-- begin RECORD EXCERPTS --

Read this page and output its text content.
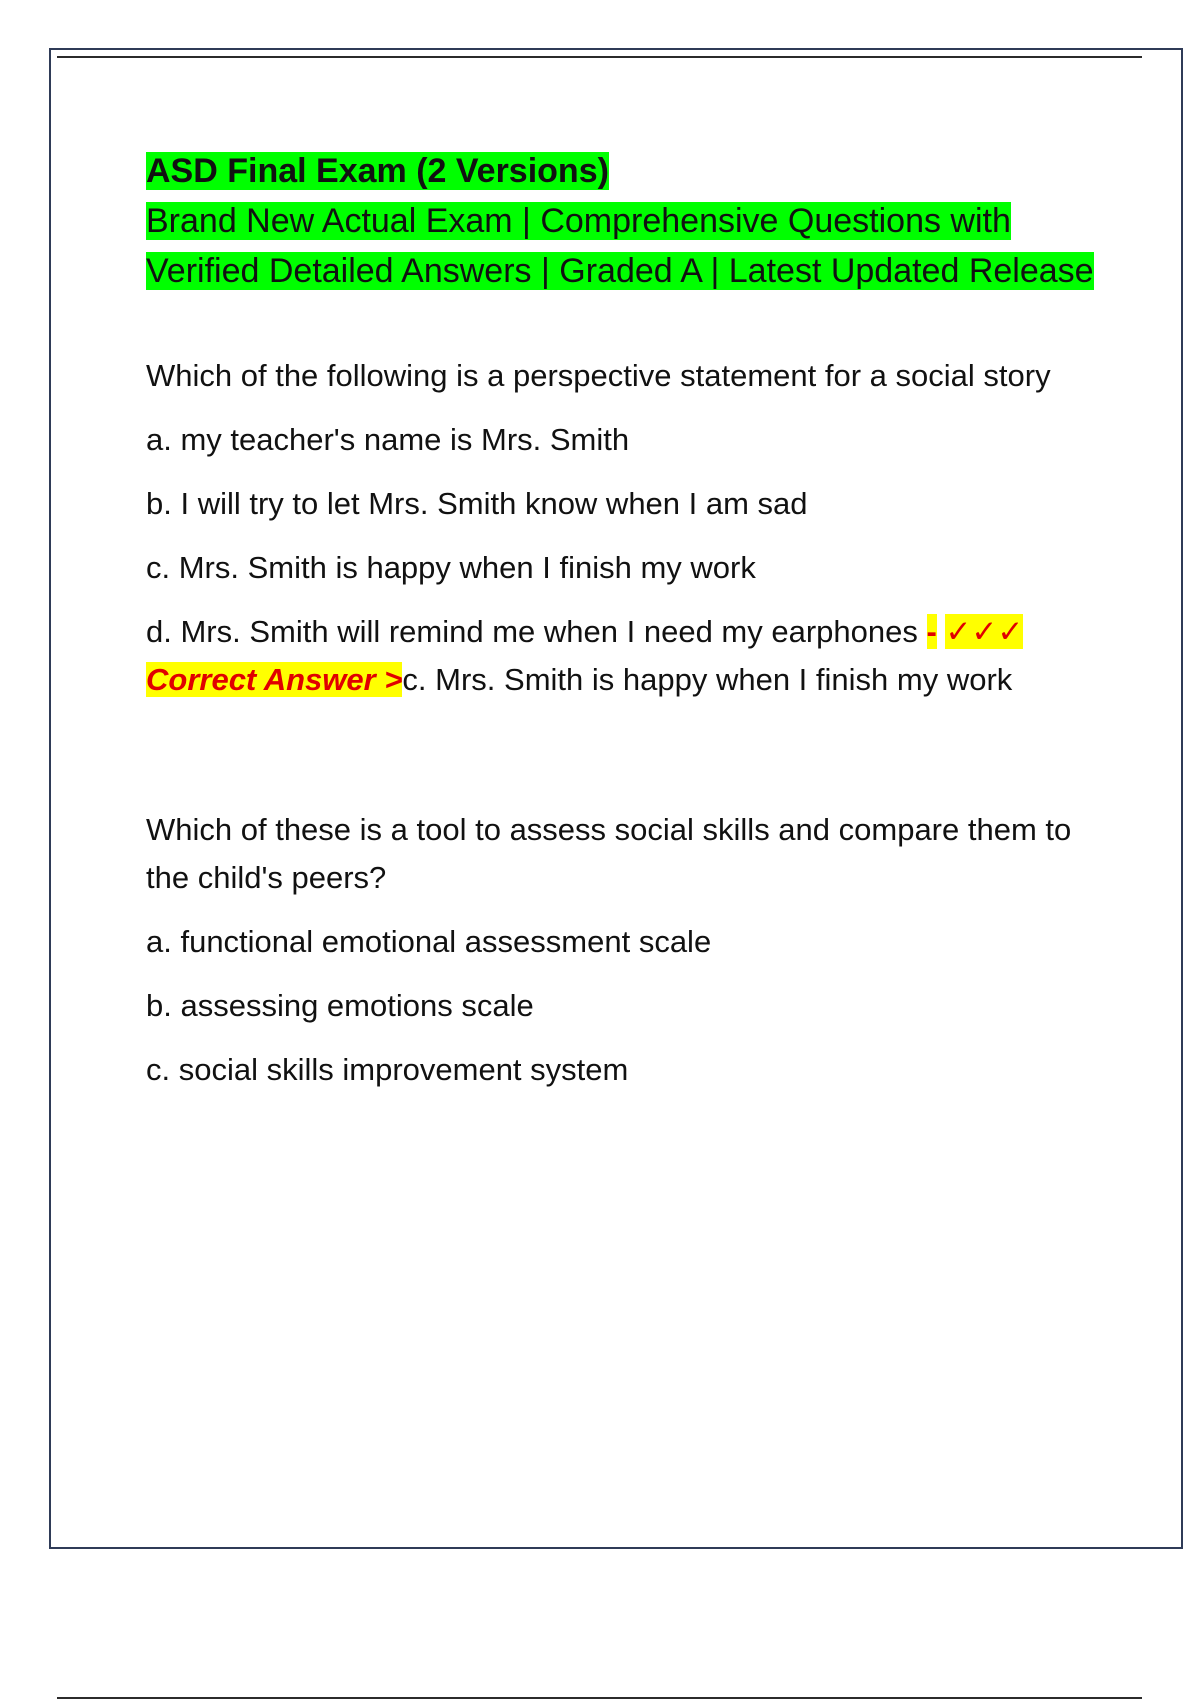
ASD Final Exam (2 Versions)
Brand New Actual Exam | Comprehensive Questions with Verified Detailed Answers | Graded A | Latest Updated Release

Which of the following is a perspective statement for a social story

a. my teacher's name is Mrs. Smith

b. I will try to let Mrs. Smith know when I am sad

c. Mrs. Smith is happy when I finish my work

d. Mrs. Smith will remind me when I need my earphones - ✓✓✓ Correct Answer >c. Mrs. Smith is happy when I finish my work

Which of these is a tool to assess social skills and compare them to the child's peers?

a. functional emotional assessment scale

b. assessing emotions scale

c. social skills improvement system
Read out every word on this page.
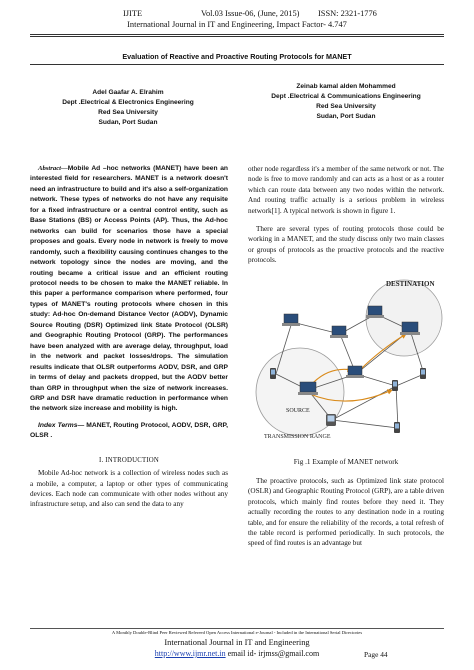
IJITE	Vol.03 Issue-06, (June, 2015) ISSN: 2321-1776
International Journal in IT and Engineering, Impact Factor- 4.747
Evaluation of Reactive and Proactive Routing Protocols for MANET
Adel Gaafar A. Elrahim
Dept .Electrical & Electronics Engineering
Red Sea University
Sudan, Port Sudan
Zeinab kamal alden Mohammed
Dept .Electrical & Communications Engineering
Red Sea University
Sudan, Port Sudan

Abstract—Mobile Ad –hoc networks (MANET) have been an interested field for researchers. MANET is a network doesn't need an infrastructure to build and it's also a self-organization network. These types of networks do not have any requisite for a fixed infrastructure or a central control entity, such as Base Stations (BS) or Access Points (AP). Thus, the Ad-hoc networks can build for scenarios those have a special proposes and goals. Every node in network is freely to move randomly, such a flexibility causing continues changes to the network topology since the nodes are moving, and the routing became a critical issue and an efficient routing protocol needs to be chosen to make the MANET reliable. In this paper a performance comparison where performed, four types of MANET's routing protocols where chosen in this study: Ad-hoc On-demand Distance Vector (AODV), Dynamic Source Routing (DSR) Optimized link State Protocol (OLSR) and Geographic Routing Protocol (GRP). The performances have been analyzed with are average delay, throughput, load in the network and packet losses/drops. The simulation results indicate that OLSR outperforms AODV, DSR, and GRP in terms of delay and packets dropped, but the AODV better than GRP in throughput when the size of network increases. GRP and DSR have dramatic reduction in performance when the network size increase and mobility is high.

Index Terms— MANET, Routing Protocol, AODV, DSR, GRP, OLSR .

I. INTRODUCTION

Mobile Ad-hoc network is a collection of wireless nodes such as a mobile, a computer, a laptop or other types of communicating devices. Each node can communicate with other nodes without any infrastructure setup, and also can send the data to any

other node regardless it's a member of the same network or not. The node is free to move randomly and can acts as a host or as a router which can route data between any two nodes within the network. And routing traffic actually is a serious problem in wireless network[1]. A typical network is shown in figure 1.

There are several types of routing protocols those could be working in a MANET, and the study discuss only two main classes or groups of protocols as the proactive protocols and the reactive protocols.

DESTINATION
SOURCE
TRANSMISSION RANGE
Fig .1 Example of MANET network

The proactive protocols, such as Optimized link state protocol (OSLR) and Geographic Routing Protocol (GRP), are a table driven protocols, which mainly find routes before they need it. They actually recording the routes to any destination node in a routing table, and for ensure the reliability of the records, a total refresh of the table record is performed periodically. In such protocols, the speed of find routes is an advantage but

A Monthly Double-Blind Peer Reviewed Refereed Open Access International e-Journal - Included in the International Serial Directories
International Journal in IT and Engineering
http://www.ijmr.net.in email id- irjmss@gmail.com	Page 44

-- end RECORD EXCERPTS --

> **SET TASK**
From the records above, pull out every line containing the word "happy".

> **RESULT OF THIS EXERCISE**
c. Mrs. Smith is happy when I finish my work
d. Mrs. Smith will remind me when I need my earphones - ✓✓✓ Correct Answer >c. Mrs. Smith is happy when I finish my work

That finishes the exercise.